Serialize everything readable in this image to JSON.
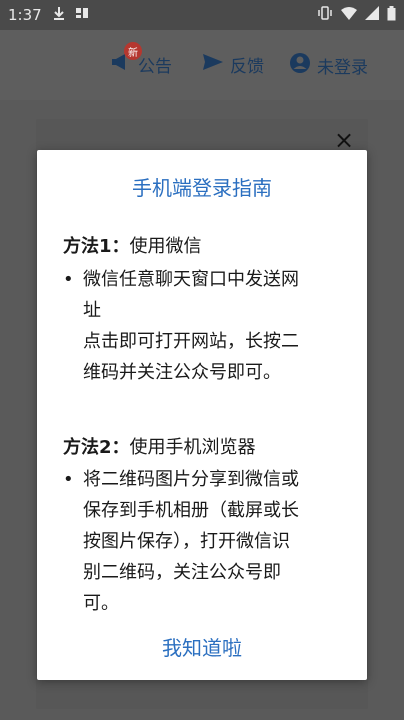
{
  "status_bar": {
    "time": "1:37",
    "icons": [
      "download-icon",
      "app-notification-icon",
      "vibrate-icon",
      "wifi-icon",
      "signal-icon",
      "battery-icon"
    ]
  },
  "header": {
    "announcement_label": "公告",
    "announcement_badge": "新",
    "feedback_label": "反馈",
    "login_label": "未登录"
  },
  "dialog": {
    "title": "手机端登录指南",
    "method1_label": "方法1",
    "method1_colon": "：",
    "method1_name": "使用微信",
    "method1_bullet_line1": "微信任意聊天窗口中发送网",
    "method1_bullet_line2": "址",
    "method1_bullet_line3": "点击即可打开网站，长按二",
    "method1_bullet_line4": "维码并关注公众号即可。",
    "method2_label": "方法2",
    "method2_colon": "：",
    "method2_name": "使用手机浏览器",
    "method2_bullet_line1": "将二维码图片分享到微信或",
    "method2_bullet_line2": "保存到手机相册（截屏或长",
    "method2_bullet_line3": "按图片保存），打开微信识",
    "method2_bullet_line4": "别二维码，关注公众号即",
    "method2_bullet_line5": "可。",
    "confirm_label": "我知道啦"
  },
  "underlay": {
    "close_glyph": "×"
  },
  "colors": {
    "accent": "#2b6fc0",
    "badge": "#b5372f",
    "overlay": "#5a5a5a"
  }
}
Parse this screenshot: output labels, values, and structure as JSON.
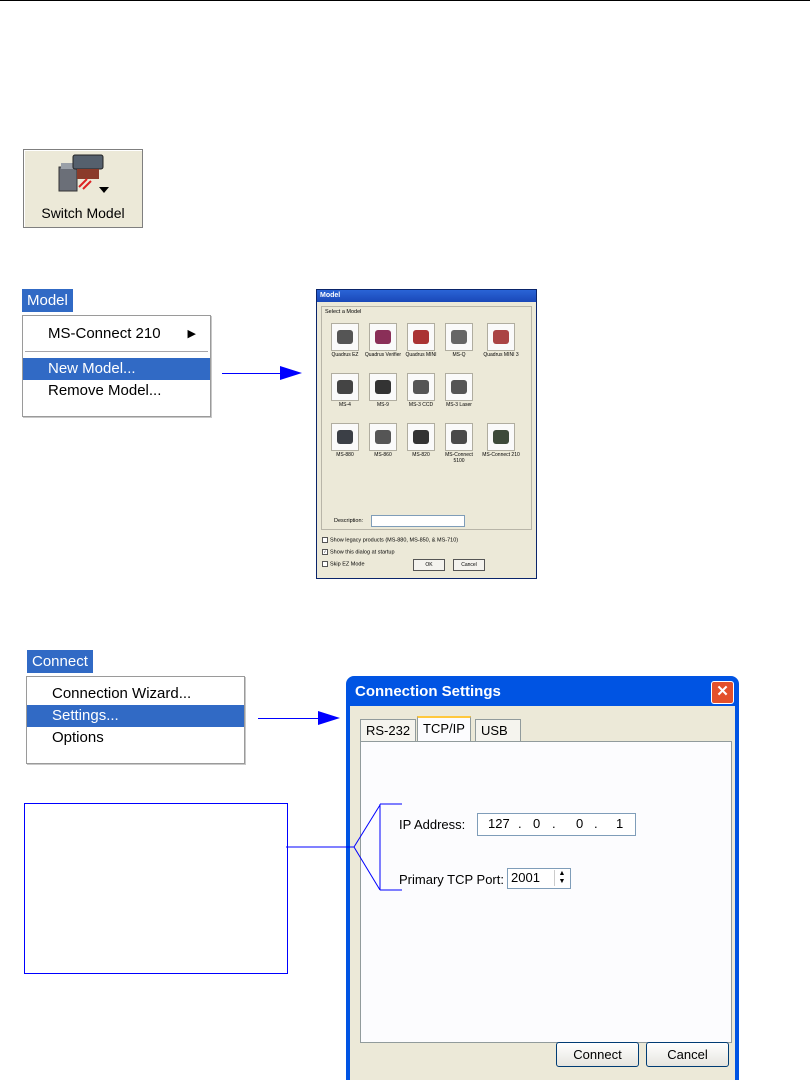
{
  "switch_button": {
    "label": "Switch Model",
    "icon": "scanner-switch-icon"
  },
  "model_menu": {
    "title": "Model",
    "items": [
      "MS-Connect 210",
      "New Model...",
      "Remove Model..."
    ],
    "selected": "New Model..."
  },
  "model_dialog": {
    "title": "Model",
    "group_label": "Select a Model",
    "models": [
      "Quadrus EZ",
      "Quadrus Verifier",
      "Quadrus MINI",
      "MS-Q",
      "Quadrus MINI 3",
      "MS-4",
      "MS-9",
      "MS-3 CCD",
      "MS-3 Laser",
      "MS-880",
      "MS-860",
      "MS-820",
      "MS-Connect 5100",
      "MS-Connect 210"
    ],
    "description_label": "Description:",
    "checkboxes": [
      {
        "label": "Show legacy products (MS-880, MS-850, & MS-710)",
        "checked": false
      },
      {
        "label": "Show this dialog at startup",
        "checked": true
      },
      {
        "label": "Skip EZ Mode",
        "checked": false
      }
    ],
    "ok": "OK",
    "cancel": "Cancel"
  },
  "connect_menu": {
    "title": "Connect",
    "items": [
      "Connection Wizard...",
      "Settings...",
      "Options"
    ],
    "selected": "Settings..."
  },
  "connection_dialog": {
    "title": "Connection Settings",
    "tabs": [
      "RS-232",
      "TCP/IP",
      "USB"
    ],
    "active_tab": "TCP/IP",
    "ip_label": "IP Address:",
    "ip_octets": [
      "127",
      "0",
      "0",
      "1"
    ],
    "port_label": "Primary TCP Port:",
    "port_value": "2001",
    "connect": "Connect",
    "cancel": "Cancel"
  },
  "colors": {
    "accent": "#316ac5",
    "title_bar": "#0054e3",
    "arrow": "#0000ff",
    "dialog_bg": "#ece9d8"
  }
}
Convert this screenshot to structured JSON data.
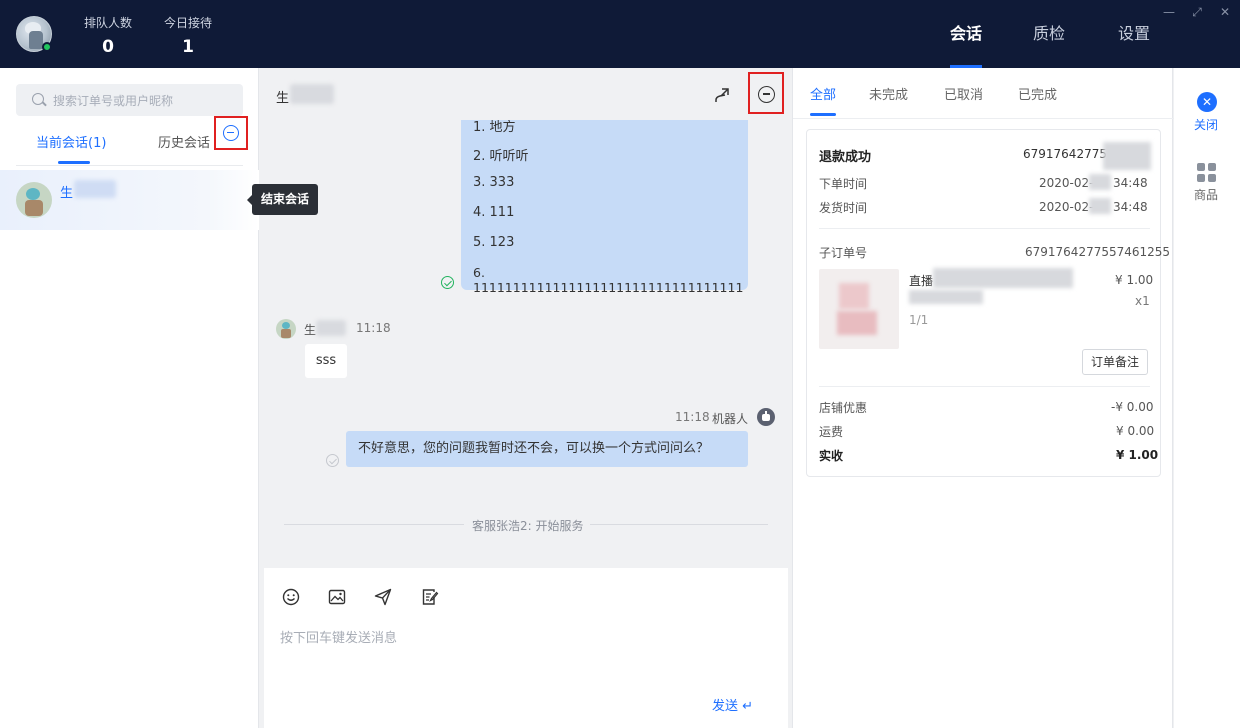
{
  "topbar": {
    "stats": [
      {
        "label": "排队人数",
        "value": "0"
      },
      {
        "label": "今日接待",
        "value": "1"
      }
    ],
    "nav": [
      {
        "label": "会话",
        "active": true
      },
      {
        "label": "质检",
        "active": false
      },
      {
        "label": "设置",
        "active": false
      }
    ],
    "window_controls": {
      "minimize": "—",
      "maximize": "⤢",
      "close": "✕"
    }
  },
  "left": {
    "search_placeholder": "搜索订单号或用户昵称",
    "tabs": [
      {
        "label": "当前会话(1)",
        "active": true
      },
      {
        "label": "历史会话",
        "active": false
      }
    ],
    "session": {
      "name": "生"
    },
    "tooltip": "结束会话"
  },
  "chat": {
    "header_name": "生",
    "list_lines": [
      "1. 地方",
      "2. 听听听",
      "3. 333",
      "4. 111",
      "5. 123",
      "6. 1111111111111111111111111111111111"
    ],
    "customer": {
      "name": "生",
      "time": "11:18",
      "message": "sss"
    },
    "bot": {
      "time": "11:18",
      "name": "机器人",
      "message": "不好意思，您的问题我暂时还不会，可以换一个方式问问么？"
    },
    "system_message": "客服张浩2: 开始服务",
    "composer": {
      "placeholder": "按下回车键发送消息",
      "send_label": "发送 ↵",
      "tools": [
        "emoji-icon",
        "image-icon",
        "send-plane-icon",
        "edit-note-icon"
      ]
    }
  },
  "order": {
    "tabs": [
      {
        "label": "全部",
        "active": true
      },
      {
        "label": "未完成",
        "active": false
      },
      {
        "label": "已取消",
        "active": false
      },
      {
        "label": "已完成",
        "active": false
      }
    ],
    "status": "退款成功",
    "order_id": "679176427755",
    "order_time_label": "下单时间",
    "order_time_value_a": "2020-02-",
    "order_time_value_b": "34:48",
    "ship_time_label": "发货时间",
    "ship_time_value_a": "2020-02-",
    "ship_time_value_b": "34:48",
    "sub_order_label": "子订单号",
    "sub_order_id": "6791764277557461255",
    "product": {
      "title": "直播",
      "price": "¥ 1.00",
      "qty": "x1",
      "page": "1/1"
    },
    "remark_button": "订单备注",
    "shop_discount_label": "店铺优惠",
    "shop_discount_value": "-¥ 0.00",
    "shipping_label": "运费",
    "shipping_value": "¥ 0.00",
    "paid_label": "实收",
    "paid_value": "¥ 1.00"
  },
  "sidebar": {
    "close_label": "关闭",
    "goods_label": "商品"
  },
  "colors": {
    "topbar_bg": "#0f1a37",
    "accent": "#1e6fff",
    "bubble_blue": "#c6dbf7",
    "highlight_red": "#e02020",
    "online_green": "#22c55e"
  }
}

-.-.-

» **WHAT YOU WILL DO**:
Reproduce all of the data exactly; the pictures do not belong in the copy.

» **REPLY**:
Serialize everything readable in this image to JSON.
{
  "status_bar": {
    "time": "1:37",
    "icons": [
      "download-icon",
      "app-notification-icon",
      "vibrate-icon",
      "wifi-icon",
      "signal-icon",
      "battery-icon"
    ]
  },
  "header": {
    "announcement_label": "公告",
    "announcement_badge": "新",
    "feedback_label": "反馈",
    "login_label": "未登录"
  },
  "dialog": {
    "title": "手机端登录指南",
    "method1_label": "方法1",
    "method1_colon": "：",
    "method1_name": "使用微信",
    "method1_bullet_line1": "微信任意聊天窗口中发送网",
    "method1_bullet_line2": "址",
    "method1_bullet_line3": "点击即可打开网站，长按二",
    "method1_bullet_line4": "维码并关注公众号即可。",
    "method2_label": "方法2",
    "method2_colon": "：",
    "method2_name": "使用手机浏览器",
    "method2_bullet_line1": "将二维码图片分享到微信或",
    "method2_bullet_line2": "保存到手机相册（截屏或长",
    "method2_bullet_line3": "按图片保存），打开微信识",
    "method2_bullet_line4": "别二维码，关注公众号即",
    "method2_bullet_line5": "可。",
    "confirm_label": "我知道啦"
  },
  "underlay": {
    "close_glyph": "×"
  },
  "colors": {
    "accent": "#2b6fc0",
    "badge": "#b5372f",
    "overlay": "#5a5a5a"
  }
}
Parse this screenshot: output labels, values, and structure as JSON.
{
  "switch_button": {
    "label": "Switch Model",
    "icon": "scanner-switch-icon"
  },
  "model_menu": {
    "title": "Model",
    "items": [
      "MS-Connect 210",
      "New Model...",
      "Remove Model..."
    ],
    "selected": "New Model..."
  },
  "model_dialog": {
    "title": "Model",
    "group_label": "Select a Model",
    "models": [
      "Quadrus EZ",
      "Quadrus Verifier",
      "Quadrus MINI",
      "MS-Q",
      "Quadrus MINI 3",
      "MS-4",
      "MS-9",
      "MS-3 CCD",
      "MS-3 Laser",
      "MS-880",
      "MS-860",
      "MS-820",
      "MS-Connect 5100",
      "MS-Connect 210"
    ],
    "description_label": "Description:",
    "checkboxes": [
      {
        "label": "Show legacy products (MS-880, MS-850, & MS-710)",
        "checked": false
      },
      {
        "label": "Show this dialog at startup",
        "checked": true
      },
      {
        "label": "Skip EZ Mode",
        "checked": false
      }
    ],
    "ok": "OK",
    "cancel": "Cancel"
  },
  "connect_menu": {
    "title": "Connect",
    "items": [
      "Connection Wizard...",
      "Settings...",
      "Options"
    ],
    "selected": "Settings..."
  },
  "connection_dialog": {
    "title": "Connection Settings",
    "tabs": [
      "RS-232",
      "TCP/IP",
      "USB"
    ],
    "active_tab": "TCP/IP",
    "ip_label": "IP Address:",
    "ip_octets": [
      "127",
      "0",
      "0",
      "1"
    ],
    "port_label": "Primary TCP Port:",
    "port_value": "2001",
    "connect": "Connect",
    "cancel": "Cancel"
  },
  "colors": {
    "accent": "#316ac5",
    "title_bar": "#0054e3",
    "arrow": "#0000ff",
    "dialog_bg": "#ece9d8"
  }
}
Convert this screenshot to structured JSON data.
{
  "topbar": {
    "stats": [
      {
        "label": "排队人数",
        "value": "0"
      },
      {
        "label": "今日接待",
        "value": "1"
      }
    ],
    "nav": [
      {
        "label": "会话",
        "active": true
      },
      {
        "label": "质检",
        "active": false
      },
      {
        "label": "设置",
        "active": false
      }
    ],
    "window_controls": {
      "minimize": "—",
      "maximize": "⤢",
      "close": "✕"
    }
  },
  "left": {
    "search_placeholder": "搜索订单号或用户昵称",
    "tabs": [
      {
        "label": "当前会话(1)",
        "active": true
      },
      {
        "label": "历史会话",
        "active": false
      }
    ],
    "session": {
      "name": "生"
    },
    "tooltip": "结束会话"
  },
  "chat": {
    "header_name": "生",
    "list_lines": [
      "1. 地方",
      "2. 听听听",
      "3. 333",
      "4. 111",
      "5. 123",
      "6. 1111111111111111111111111111111111"
    ],
    "customer": {
      "name": "生",
      "time": "11:18",
      "message": "sss"
    },
    "bot": {
      "time": "11:18",
      "name": "机器人",
      "message": "不好意思，您的问题我暂时还不会，可以换一个方式问问么？"
    },
    "system_message": "客服张浩2: 开始服务",
    "composer": {
      "placeholder": "按下回车键发送消息",
      "send_label": "发送 ↵",
      "tools": [
        "emoji-icon",
        "image-icon",
        "send-plane-icon",
        "edit-note-icon"
      ]
    }
  },
  "order": {
    "tabs": [
      {
        "label": "全部",
        "active": true
      },
      {
        "label": "未完成",
        "active": false
      },
      {
        "label": "已取消",
        "active": false
      },
      {
        "label": "已完成",
        "active": false
      }
    ],
    "status": "退款成功",
    "order_id": "679176427755",
    "order_time_label": "下单时间",
    "order_time_value_a": "2020-02-",
    "order_time_value_b": "34:48",
    "ship_time_label": "发货时间",
    "ship_time_value_a": "2020-02-",
    "ship_time_value_b": "34:48",
    "sub_order_label": "子订单号",
    "sub_order_id": "6791764277557461255",
    "product": {
      "title": "直播",
      "price": "¥ 1.00",
      "qty": "x1",
      "page": "1/1"
    },
    "remark_button": "订单备注",
    "shop_discount_label": "店铺优惠",
    "shop_discount_value": "-¥ 0.00",
    "shipping_label": "运费",
    "shipping_value": "¥ 0.00",
    "paid_label": "实收",
    "paid_value": "¥ 1.00"
  },
  "sidebar": {
    "close_label": "关闭",
    "goods_label": "商品"
  },
  "colors": {
    "topbar_bg": "#0f1a37",
    "accent": "#1e6fff",
    "bubble_blue": "#c6dbf7",
    "highlight_red": "#e02020",
    "online_green": "#22c55e"
  }
}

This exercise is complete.